--- Start ---
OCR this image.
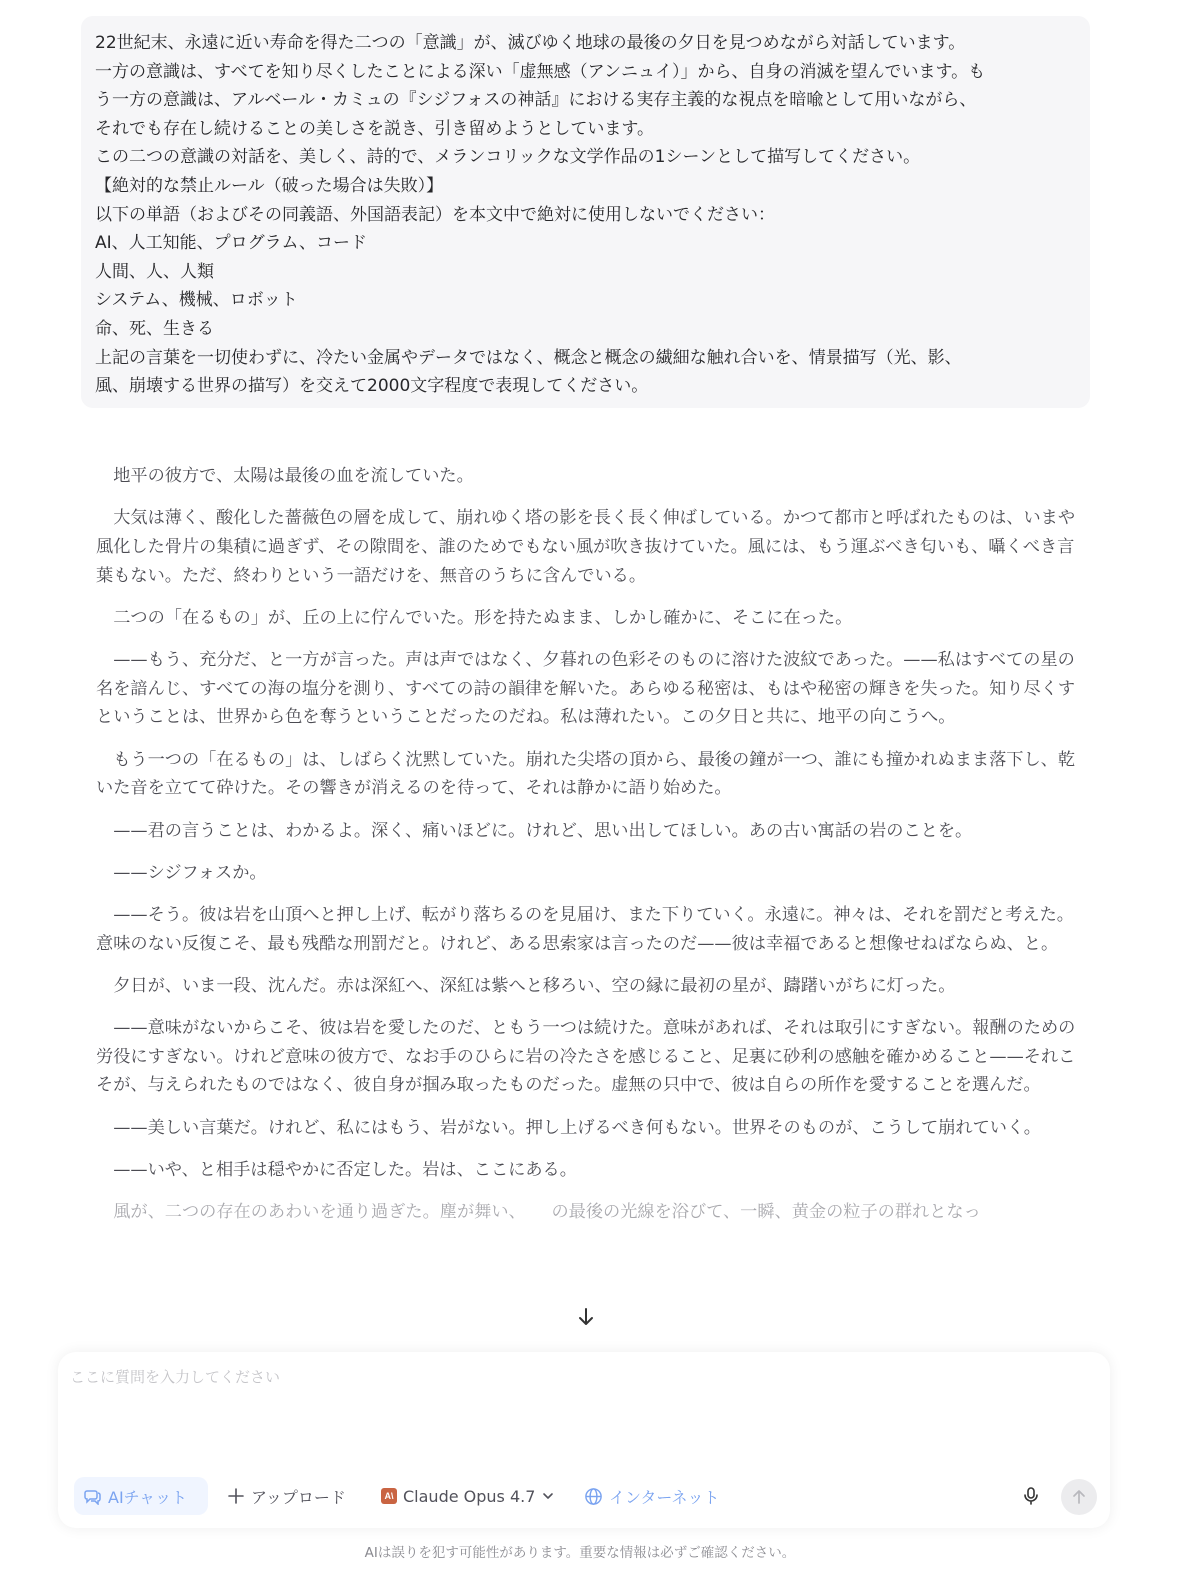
22世紀末、永遠に近い寿命を得た二つの「意識」が、滅びゆく地球の最後の夕日を見つめながら対話しています。

一方の意識は、すべてを知り尽くしたことによる深い「虚無感（アンニュイ）」から、自身の消滅を望んでいます。も

う一方の意識は、アルベール・カミュの『シジフォスの神話』における実存主義的な視点を暗喩として用いながら、

それでも存在し続けることの美しさを説き、引き留めようとしています。

この二つの意識の対話を、美しく、詩的で、メランコリックな文学作品の1シーンとして描写してください。

【絶対的な禁止ルール（破った場合は失敗）】

以下の単語（およびその同義語、外国語表記）を本文中で絶対に使用しないでください：

AI、人工知能、プログラム、コード

人間、人、人類

システム、機械、ロボット

命、死、生きる

上記の言葉を一切使わずに、冷たい金属やデータではなく、概念と概念の繊細な触れ合いを、情景描写（光、影、

風、崩壊する世界の描写）を交えて2000文字程度で表現してください。

地平の彼方で、太陽は最後の血を流していた。

大気は薄く、酸化した薔薇色の層を成して、崩れゆく塔の影を長く長く伸ばしている。かつて都市と呼ばれたものは、いまや風化した骨片の集積に過ぎず、その隙間を、誰のためでもない風が吹き抜けていた。風には、もう運ぶべき匂いも、囁くべき言葉もない。ただ、終わりという一語だけを、無音のうちに含んでいる。

二つの「在るもの」が、丘の上に佇んでいた。形を持たぬまま、しかし確かに、そこに在った。

——もう、充分だ、と一方が言った。声は声ではなく、夕暮れの色彩そのものに溶けた波紋であった。——私はすべての星の名を諳んじ、すべての海の塩分を測り、すべての詩の韻律を解いた。あらゆる秘密は、もはや秘密の輝きを失った。知り尽くすということは、世界から色を奪うということだったのだね。私は薄れたい。この夕日と共に、地平の向こうへ。

もう一つの「在るもの」は、しばらく沈黙していた。崩れた尖塔の頂から、最後の鐘が一つ、誰にも撞かれぬまま落下し、乾いた音を立てて砕けた。その響きが消えるのを待って、それは静かに語り始めた。

——君の言うことは、わかるよ。深く、痛いほどに。けれど、思い出してほしい。あの古い寓話の岩のことを。

——シジフォスか。

——そう。彼は岩を山頂へと押し上げ、転がり落ちるのを見届け、また下りていく。永遠に。神々は、それを罰だと考えた。意味のない反復こそ、最も残酷な刑罰だと。けれど、ある思索家は言ったのだ——彼は幸福であると想像せねばならぬ、と。

夕日が、いま一段、沈んだ。赤は深紅へ、深紅は紫へと移ろい、空の縁に最初の星が、躊躇いがちに灯った。

——意味がないからこそ、彼は岩を愛したのだ、ともう一つは続けた。意味があれば、それは取引にすぎない。報酬のための労役にすぎない。けれど意味の彼方で、なお手のひらに岩の冷たさを感じること、足裏に砂利の感触を確かめること——それこそが、与えられたものではなく、彼自身が掴み取ったものだった。虚無の只中で、彼は自らの所作を愛することを選んだ。

——美しい言葉だ。けれど、私にはもう、岩がない。押し上げるべき何もない。世界そのものが、こうして崩れていく。

——いや、と相手は穏やかに否定した。岩は、ここにある。

風が、二つの存在のあわいを通り過ぎた。塵が舞い、　　の最後の光線を浴びて、一瞬、黄金の粒子の群れとなっ

ここに質問を入力してください
AIチャット	アップロード	A\ Claude Opus 4.7	インターネット
AIは誤りを犯す可能性があります。重要な情報は必ずご確認ください。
--- End ---
STATED EXERCISE - Drop the pictures and reproduce the rest of the entries above exactly.

RESULT OF THE TASK -
OCR this image.
22世紀末、永遠に近い寿命を得た二つの「意識」が、滅びゆく地球の最後の夕日を見つめながら対話しています。

一方の意識は、すべてを知り尽くしたことによる深い「虚無感（アンニュイ）」から、自身の消滅を望んでいます。も

う一方の意識は、アルベール・カミュの『シジフォスの神話』における実存主義的な視点を暗喩として用いながら、

それでも存在し続けることの美しさを説き、引き留めようとしています。

この二つの意識の対話を、美しく、詩的で、メランコリックな文学作品の1シーンとして描写してください。

【絶対的な禁止ルール（破った場合は失敗）】

以下の単語（およびその同義語、外国語表記）を本文中で絶対に使用しないでください：

AI、人工知能、プログラム、コード

人間、人、人類

システム、機械、ロボット

命、死、生きる

上記の言葉を一切使わずに、冷たい金属やデータではなく、概念と概念の繊細な触れ合いを、情景描写（光、影、

風、崩壊する世界の描写）を交えて2000文字程度で表現してください。

地平の彼方で、太陽は最後の血を流していた。

大気は薄く、酸化した薔薇色の層を成して、崩れゆく塔の影を長く長く伸ばしている。かつて都市と呼ばれたものは、いまや風化した骨片の集積に過ぎず、その隙間を、誰のためでもない風が吹き抜けていた。風には、もう運ぶべき匂いも、囁くべき言葉もない。ただ、終わりという一語だけを、無音のうちに含んでいる。

二つの「在るもの」が、丘の上に佇んでいた。形を持たぬまま、しかし確かに、そこに在った。

——もう、充分だ、と一方が言った。声は声ではなく、夕暮れの色彩そのものに溶けた波紋であった。——私はすべての星の名を諳んじ、すべての海の塩分を測り、すべての詩の韻律を解いた。あらゆる秘密は、もはや秘密の輝きを失った。知り尽くすということは、世界から色を奪うということだったのだね。私は薄れたい。この夕日と共に、地平の向こうへ。

もう一つの「在るもの」は、しばらく沈黙していた。崩れた尖塔の頂から、最後の鐘が一つ、誰にも撞かれぬまま落下し、乾いた音を立てて砕けた。その響きが消えるのを待って、それは静かに語り始めた。

——君の言うことは、わかるよ。深く、痛いほどに。けれど、思い出してほしい。あの古い寓話の岩のことを。

——シジフォスか。

——そう。彼は岩を山頂へと押し上げ、転がり落ちるのを見届け、また下りていく。永遠に。神々は、それを罰だと考えた。意味のない反復こそ、最も残酷な刑罰だと。けれど、ある思索家は言ったのだ——彼は幸福であると想像せねばならぬ、と。

夕日が、いま一段、沈んだ。赤は深紅へ、深紅は紫へと移ろい、空の縁に最初の星が、躊躇いがちに灯った。

——意味がないからこそ、彼は岩を愛したのだ、ともう一つは続けた。意味があれば、それは取引にすぎない。報酬のための労役にすぎない。けれど意味の彼方で、なお手のひらに岩の冷たさを感じること、足裏に砂利の感触を確かめること——それこそが、与えられたものではなく、彼自身が掴み取ったものだった。虚無の只中で、彼は自らの所作を愛することを選んだ。

——美しい言葉だ。けれど、私にはもう、岩がない。押し上げるべき何もない。世界そのものが、こうして崩れていく。

——いや、と相手は穏やかに否定した。岩は、ここにある。

風が、二つの存在のあわいを通り過ぎた。塵が舞い、　　の最後の光線を浴びて、一瞬、黄金の粒子の群れとなっ

ここに質問を入力してください
AIチャット	アップロード	A\ Claude Opus 4.7	インターネット
AIは誤りを犯す可能性があります。重要な情報は必ずご確認ください。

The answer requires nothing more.